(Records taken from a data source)
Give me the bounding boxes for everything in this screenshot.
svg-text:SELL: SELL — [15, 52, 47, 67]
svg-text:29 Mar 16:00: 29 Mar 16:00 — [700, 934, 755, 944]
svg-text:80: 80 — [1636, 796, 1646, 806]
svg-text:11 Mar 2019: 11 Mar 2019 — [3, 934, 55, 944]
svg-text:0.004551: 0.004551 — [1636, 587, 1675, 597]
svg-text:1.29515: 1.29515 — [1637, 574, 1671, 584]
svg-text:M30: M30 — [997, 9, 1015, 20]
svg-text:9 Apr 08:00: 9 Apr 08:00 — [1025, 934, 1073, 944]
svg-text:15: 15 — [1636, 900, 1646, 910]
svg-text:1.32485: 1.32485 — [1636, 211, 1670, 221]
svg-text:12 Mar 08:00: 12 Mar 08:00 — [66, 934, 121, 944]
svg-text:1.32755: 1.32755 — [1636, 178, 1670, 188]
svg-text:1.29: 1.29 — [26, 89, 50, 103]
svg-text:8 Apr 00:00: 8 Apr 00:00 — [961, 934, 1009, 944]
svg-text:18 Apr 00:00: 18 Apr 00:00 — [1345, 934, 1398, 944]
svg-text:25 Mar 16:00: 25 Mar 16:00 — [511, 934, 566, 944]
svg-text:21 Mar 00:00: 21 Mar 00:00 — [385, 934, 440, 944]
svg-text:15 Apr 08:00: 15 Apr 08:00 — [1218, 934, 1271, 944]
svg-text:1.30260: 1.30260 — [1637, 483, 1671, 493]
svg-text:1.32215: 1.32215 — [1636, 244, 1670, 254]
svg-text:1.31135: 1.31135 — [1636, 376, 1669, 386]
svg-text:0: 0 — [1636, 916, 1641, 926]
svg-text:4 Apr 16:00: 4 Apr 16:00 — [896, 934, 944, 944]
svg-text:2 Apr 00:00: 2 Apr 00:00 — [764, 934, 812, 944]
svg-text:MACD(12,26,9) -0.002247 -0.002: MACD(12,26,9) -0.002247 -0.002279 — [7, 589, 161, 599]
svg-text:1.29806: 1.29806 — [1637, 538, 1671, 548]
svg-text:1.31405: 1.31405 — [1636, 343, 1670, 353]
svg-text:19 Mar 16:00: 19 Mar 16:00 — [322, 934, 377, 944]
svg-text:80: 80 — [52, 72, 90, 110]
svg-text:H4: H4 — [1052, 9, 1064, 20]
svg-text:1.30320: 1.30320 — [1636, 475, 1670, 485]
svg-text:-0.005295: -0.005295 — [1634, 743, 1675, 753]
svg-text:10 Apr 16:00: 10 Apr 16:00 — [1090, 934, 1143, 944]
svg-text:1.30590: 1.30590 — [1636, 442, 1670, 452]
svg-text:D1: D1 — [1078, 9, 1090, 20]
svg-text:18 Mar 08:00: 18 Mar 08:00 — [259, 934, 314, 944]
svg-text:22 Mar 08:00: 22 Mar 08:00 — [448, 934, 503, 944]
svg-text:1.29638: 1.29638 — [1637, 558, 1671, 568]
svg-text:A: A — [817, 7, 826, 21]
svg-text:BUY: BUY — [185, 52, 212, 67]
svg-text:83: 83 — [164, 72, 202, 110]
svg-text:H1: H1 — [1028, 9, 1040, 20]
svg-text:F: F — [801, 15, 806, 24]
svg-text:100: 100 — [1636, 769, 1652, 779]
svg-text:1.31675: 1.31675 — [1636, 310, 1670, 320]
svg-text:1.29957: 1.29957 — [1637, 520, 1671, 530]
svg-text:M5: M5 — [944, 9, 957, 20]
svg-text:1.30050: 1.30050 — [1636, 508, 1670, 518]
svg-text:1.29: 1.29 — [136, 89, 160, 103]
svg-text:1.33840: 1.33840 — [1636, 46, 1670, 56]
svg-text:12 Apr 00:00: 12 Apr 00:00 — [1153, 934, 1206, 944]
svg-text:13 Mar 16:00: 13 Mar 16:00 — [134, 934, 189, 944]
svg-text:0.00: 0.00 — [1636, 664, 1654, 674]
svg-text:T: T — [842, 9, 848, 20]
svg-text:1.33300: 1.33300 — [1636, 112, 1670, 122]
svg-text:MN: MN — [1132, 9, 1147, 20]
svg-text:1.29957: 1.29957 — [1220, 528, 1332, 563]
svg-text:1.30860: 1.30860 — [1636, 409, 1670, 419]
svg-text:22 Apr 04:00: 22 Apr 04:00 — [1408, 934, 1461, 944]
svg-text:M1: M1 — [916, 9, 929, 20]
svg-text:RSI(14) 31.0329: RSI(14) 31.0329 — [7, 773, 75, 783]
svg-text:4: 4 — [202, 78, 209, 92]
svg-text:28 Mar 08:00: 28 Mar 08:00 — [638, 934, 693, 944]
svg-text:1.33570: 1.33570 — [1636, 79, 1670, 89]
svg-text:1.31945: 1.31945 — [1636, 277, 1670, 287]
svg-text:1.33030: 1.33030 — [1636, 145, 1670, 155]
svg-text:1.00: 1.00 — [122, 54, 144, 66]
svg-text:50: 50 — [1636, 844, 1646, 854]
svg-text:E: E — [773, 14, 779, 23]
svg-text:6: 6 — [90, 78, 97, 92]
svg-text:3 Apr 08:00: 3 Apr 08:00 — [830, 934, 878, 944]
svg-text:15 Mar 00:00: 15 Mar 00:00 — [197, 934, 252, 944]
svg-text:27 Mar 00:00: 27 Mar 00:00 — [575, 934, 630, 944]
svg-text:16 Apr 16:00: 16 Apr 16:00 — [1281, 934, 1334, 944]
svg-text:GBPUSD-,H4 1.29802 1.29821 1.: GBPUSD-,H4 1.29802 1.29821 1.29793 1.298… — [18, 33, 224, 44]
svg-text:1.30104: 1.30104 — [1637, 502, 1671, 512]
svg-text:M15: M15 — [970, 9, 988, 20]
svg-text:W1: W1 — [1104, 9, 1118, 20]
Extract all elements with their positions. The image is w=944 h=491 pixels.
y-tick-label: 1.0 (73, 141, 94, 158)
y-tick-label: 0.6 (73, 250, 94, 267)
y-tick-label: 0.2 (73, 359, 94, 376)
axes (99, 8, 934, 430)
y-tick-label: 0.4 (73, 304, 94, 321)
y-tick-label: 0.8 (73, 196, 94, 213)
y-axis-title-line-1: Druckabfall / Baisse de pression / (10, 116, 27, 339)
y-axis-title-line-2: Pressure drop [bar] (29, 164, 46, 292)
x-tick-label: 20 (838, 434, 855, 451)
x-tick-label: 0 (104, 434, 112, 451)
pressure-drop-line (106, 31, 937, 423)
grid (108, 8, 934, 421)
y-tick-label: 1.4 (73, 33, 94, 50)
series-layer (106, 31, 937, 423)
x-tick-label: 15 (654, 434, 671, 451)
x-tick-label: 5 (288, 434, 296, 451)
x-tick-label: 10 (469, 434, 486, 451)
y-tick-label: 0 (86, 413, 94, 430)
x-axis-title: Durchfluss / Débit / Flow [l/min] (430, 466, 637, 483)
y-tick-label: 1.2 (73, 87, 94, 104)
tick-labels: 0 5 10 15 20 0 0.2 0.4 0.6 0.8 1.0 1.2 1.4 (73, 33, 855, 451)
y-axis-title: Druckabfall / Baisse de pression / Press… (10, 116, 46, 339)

**Set problem:**
Print every line of the material above word for word, in its original order.

**Output below:**
Give me the bounding boxes for everything in this screenshot.
svg-text:SELL: SELL — [15, 52, 47, 67]
svg-text:29 Mar 16:00: 29 Mar 16:00 — [700, 934, 755, 944]
svg-text:80: 80 — [1636, 796, 1646, 806]
svg-text:11 Mar 2019: 11 Mar 2019 — [3, 934, 55, 944]
svg-text:0.004551: 0.004551 — [1636, 587, 1675, 597]
svg-text:1.29515: 1.29515 — [1637, 574, 1671, 584]
svg-text:M30: M30 — [997, 9, 1015, 20]
svg-text:9 Apr 08:00: 9 Apr 08:00 — [1025, 934, 1073, 944]
svg-text:15: 15 — [1636, 900, 1646, 910]
svg-text:1.32485: 1.32485 — [1636, 211, 1670, 221]
svg-text:12 Mar 08:00: 12 Mar 08:00 — [66, 934, 121, 944]
svg-text:1.32755: 1.32755 — [1636, 178, 1670, 188]
svg-text:1.29: 1.29 — [26, 89, 50, 103]
svg-text:8 Apr 00:00: 8 Apr 00:00 — [961, 934, 1009, 944]
svg-text:18 Apr 00:00: 18 Apr 00:00 — [1345, 934, 1398, 944]
svg-text:25 Mar 16:00: 25 Mar 16:00 — [511, 934, 566, 944]
svg-text:21 Mar 00:00: 21 Mar 00:00 — [385, 934, 440, 944]
svg-text:15 Apr 08:00: 15 Apr 08:00 — [1218, 934, 1271, 944]
svg-text:1.30260: 1.30260 — [1637, 483, 1671, 493]
svg-text:1.32215: 1.32215 — [1636, 244, 1670, 254]
svg-text:1.31135: 1.31135 — [1636, 376, 1669, 386]
svg-text:0: 0 — [1636, 916, 1641, 926]
svg-text:4 Apr 16:00: 4 Apr 16:00 — [896, 934, 944, 944]
svg-text:2 Apr 00:00: 2 Apr 00:00 — [764, 934, 812, 944]
svg-text:MACD(12,26,9) -0.002247 -0.002: MACD(12,26,9) -0.002247 -0.002279 — [7, 589, 161, 599]
svg-text:1.29806: 1.29806 — [1637, 538, 1671, 548]
svg-text:1.31405: 1.31405 — [1636, 343, 1670, 353]
svg-text:19 Mar 16:00: 19 Mar 16:00 — [322, 934, 377, 944]
svg-text:80: 80 — [52, 72, 90, 110]
svg-text:H4: H4 — [1052, 9, 1064, 20]
svg-text:1.30320: 1.30320 — [1636, 475, 1670, 485]
svg-text:-0.005295: -0.005295 — [1634, 743, 1675, 753]
svg-text:10 Apr 16:00: 10 Apr 16:00 — [1090, 934, 1143, 944]
svg-text:1.30590: 1.30590 — [1636, 442, 1670, 452]
svg-text:D1: D1 — [1078, 9, 1090, 20]
svg-text:18 Mar 08:00: 18 Mar 08:00 — [259, 934, 314, 944]
svg-text:22 Mar 08:00: 22 Mar 08:00 — [448, 934, 503, 944]
svg-text:1.29638: 1.29638 — [1637, 558, 1671, 568]
svg-text:A: A — [817, 7, 826, 21]
svg-text:BUY: BUY — [185, 52, 212, 67]
svg-text:83: 83 — [164, 72, 202, 110]
svg-text:H1: H1 — [1028, 9, 1040, 20]
svg-text:F: F — [801, 15, 806, 24]
svg-text:100: 100 — [1636, 769, 1652, 779]
svg-text:1.31675: 1.31675 — [1636, 310, 1670, 320]
svg-text:1.29957: 1.29957 — [1637, 520, 1671, 530]
svg-text:M5: M5 — [944, 9, 957, 20]
svg-text:1.30050: 1.30050 — [1636, 508, 1670, 518]
svg-text:1.29: 1.29 — [136, 89, 160, 103]
svg-text:1.33840: 1.33840 — [1636, 46, 1670, 56]
svg-text:12 Apr 00:00: 12 Apr 00:00 — [1153, 934, 1206, 944]
svg-text:13 Mar 16:00: 13 Mar 16:00 — [134, 934, 189, 944]
svg-text:0.00: 0.00 — [1636, 664, 1654, 674]
svg-text:T: T — [842, 9, 848, 20]
svg-text:1.33300: 1.33300 — [1636, 112, 1670, 122]
svg-text:MN: MN — [1132, 9, 1147, 20]
svg-text:1.29957: 1.29957 — [1220, 528, 1332, 563]
svg-text:1.30860: 1.30860 — [1636, 409, 1670, 419]
svg-text:22 Apr 04:00: 22 Apr 04:00 — [1408, 934, 1461, 944]
svg-text:M1: M1 — [916, 9, 929, 20]
svg-text:RSI(14) 31.0329: RSI(14) 31.0329 — [7, 773, 75, 783]
svg-text:4: 4 — [202, 78, 209, 92]
svg-text:28 Mar 08:00: 28 Mar 08:00 — [638, 934, 693, 944]
svg-text:1.33570: 1.33570 — [1636, 79, 1670, 89]
svg-text:1.31945: 1.31945 — [1636, 277, 1670, 287]
svg-text:1.33030: 1.33030 — [1636, 145, 1670, 155]
svg-text:1.00: 1.00 — [122, 54, 144, 66]
svg-text:50: 50 — [1636, 844, 1646, 854]
svg-text:E: E — [773, 14, 779, 23]
svg-text:6: 6 — [90, 78, 97, 92]
svg-text:3 Apr 08:00: 3 Apr 08:00 — [830, 934, 878, 944]
svg-text:15 Mar 00:00: 15 Mar 00:00 — [197, 934, 252, 944]
svg-text:27 Mar 00:00: 27 Mar 00:00 — [575, 934, 630, 944]
svg-text:16 Apr 16:00: 16 Apr 16:00 — [1281, 934, 1334, 944]
svg-text:GBPUSD-,H4 1.29802 1.29821 1.: GBPUSD-,H4 1.29802 1.29821 1.29793 1.298… — [18, 33, 224, 44]
svg-text:1.30104: 1.30104 — [1637, 502, 1671, 512]
svg-text:M15: M15 — [970, 9, 988, 20]
svg-text:W1: W1 — [1104, 9, 1118, 20]
Extract all elements with their positions. The image is w=944 h=491 pixels.
y-tick-label: 1.0 (73, 141, 94, 158)
y-tick-label: 0.6 (73, 250, 94, 267)
y-tick-label: 0.2 (73, 359, 94, 376)
axes (99, 8, 934, 430)
y-tick-label: 0.4 (73, 304, 94, 321)
y-tick-label: 0.8 (73, 196, 94, 213)
y-axis-title-line-1: Druckabfall / Baisse de pression / (10, 116, 27, 339)
y-axis-title-line-2: Pressure drop [bar] (29, 164, 46, 292)
x-tick-label: 20 (838, 434, 855, 451)
x-tick-label: 0 (104, 434, 112, 451)
pressure-drop-line (106, 31, 937, 423)
grid (108, 8, 934, 421)
y-tick-label: 1.4 (73, 33, 94, 50)
series-layer (106, 31, 937, 423)
x-tick-label: 15 (654, 434, 671, 451)
x-tick-label: 5 (288, 434, 296, 451)
x-tick-label: 10 (469, 434, 486, 451)
y-tick-label: 0 (86, 413, 94, 430)
x-axis-title: Durchfluss / Débit / Flow [l/min] (430, 466, 637, 483)
y-tick-label: 1.2 (73, 87, 94, 104)
tick-labels: 0 5 10 15 20 0 0.2 0.4 0.6 0.8 1.0 1.2 1.4 (73, 33, 855, 451)
y-axis-title: Druckabfall / Baisse de pression / Press… (10, 116, 46, 339)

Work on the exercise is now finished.